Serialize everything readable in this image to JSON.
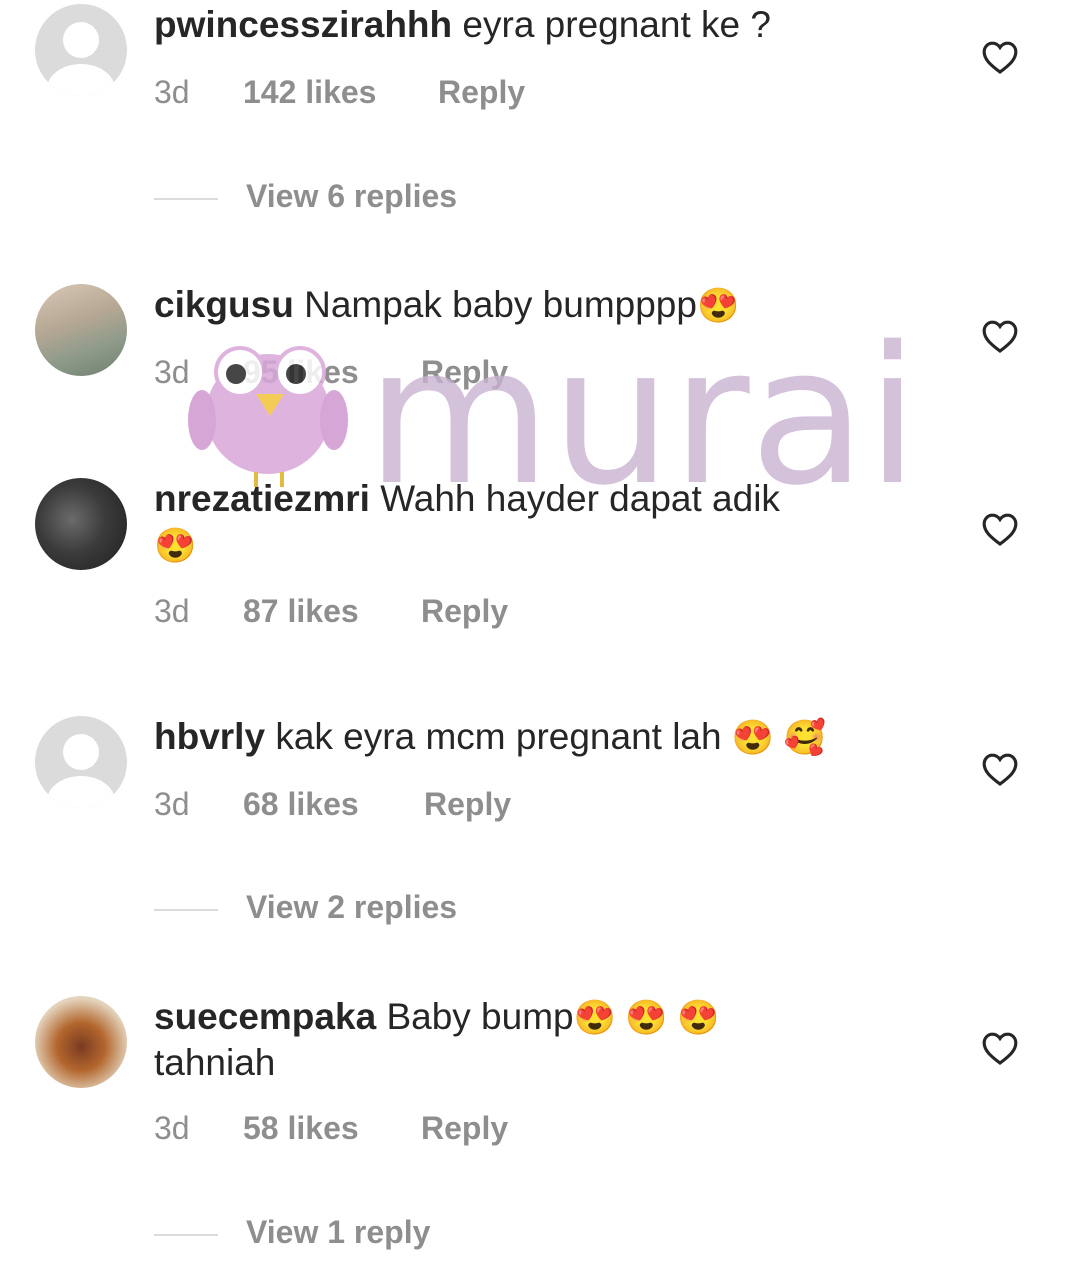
{
  "comments": [
    {
      "username": "pwincesszirahhh",
      "text": "eyra pregnant ke ?",
      "text2": "",
      "emoji": "",
      "time": "3d",
      "likes": "142 likes",
      "reply": "Reply",
      "view_replies": "View 6 replies"
    },
    {
      "username": "cikgusu",
      "text": "Nampak baby bumpppp",
      "text2": "",
      "emoji": "😍",
      "time": "3d",
      "likes": "95 likes",
      "reply": "Reply",
      "view_replies": ""
    },
    {
      "username": "nrezatiezmri",
      "text": "Wahh hayder dapat adik",
      "text2": "",
      "emoji": "😍",
      "time": "3d",
      "likes": "87 likes",
      "reply": "Reply",
      "view_replies": ""
    },
    {
      "username": "hbvrly",
      "text": "kak eyra mcm pregnant lah",
      "text2": "",
      "emoji": "😍 🥰",
      "time": "3d",
      "likes": "68 likes",
      "reply": "Reply",
      "view_replies": "View 2 replies"
    },
    {
      "username": "suecempaka",
      "text": "Baby bump",
      "text2": "tahniah",
      "emoji": "😍 😍 😍",
      "time": "3d",
      "likes": "58 likes",
      "reply": "Reply",
      "view_replies": "View 1 reply"
    }
  ],
  "watermark": {
    "brand": "murai",
    "color": "#c9b3d2",
    "mascot_color": "#d9a8d9"
  },
  "icons": {
    "like": "heart-outline-icon",
    "default_avatar": "default-avatar-icon"
  }
}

▶ REQUIRED TASK:
Pictures don't belong in the copy. Transcribe every record exactly as it appears.

▶ TASK RESULT:
Serialize everything readable in this image to JSON.
{
  "comments": [
    {
      "username": "pwincesszirahhh",
      "text": "eyra pregnant ke ?",
      "text2": "",
      "emoji": "",
      "time": "3d",
      "likes": "142 likes",
      "reply": "Reply",
      "view_replies": "View 6 replies"
    },
    {
      "username": "cikgusu",
      "text": "Nampak baby bumpppp",
      "text2": "",
      "emoji": "😍",
      "time": "3d",
      "likes": "95 likes",
      "reply": "Reply",
      "view_replies": ""
    },
    {
      "username": "nrezatiezmri",
      "text": "Wahh hayder dapat adik",
      "text2": "",
      "emoji": "😍",
      "time": "3d",
      "likes": "87 likes",
      "reply": "Reply",
      "view_replies": ""
    },
    {
      "username": "hbvrly",
      "text": "kak eyra mcm pregnant lah",
      "text2": "",
      "emoji": "😍 🥰",
      "time": "3d",
      "likes": "68 likes",
      "reply": "Reply",
      "view_replies": "View 2 replies"
    },
    {
      "username": "suecempaka",
      "text": "Baby bump",
      "text2": "tahniah",
      "emoji": "😍 😍 😍",
      "time": "3d",
      "likes": "58 likes",
      "reply": "Reply",
      "view_replies": "View 1 reply"
    }
  ],
  "watermark": {
    "brand": "murai",
    "color": "#c9b3d2",
    "mascot_color": "#d9a8d9"
  },
  "icons": {
    "like": "heart-outline-icon",
    "default_avatar": "default-avatar-icon"
  }
}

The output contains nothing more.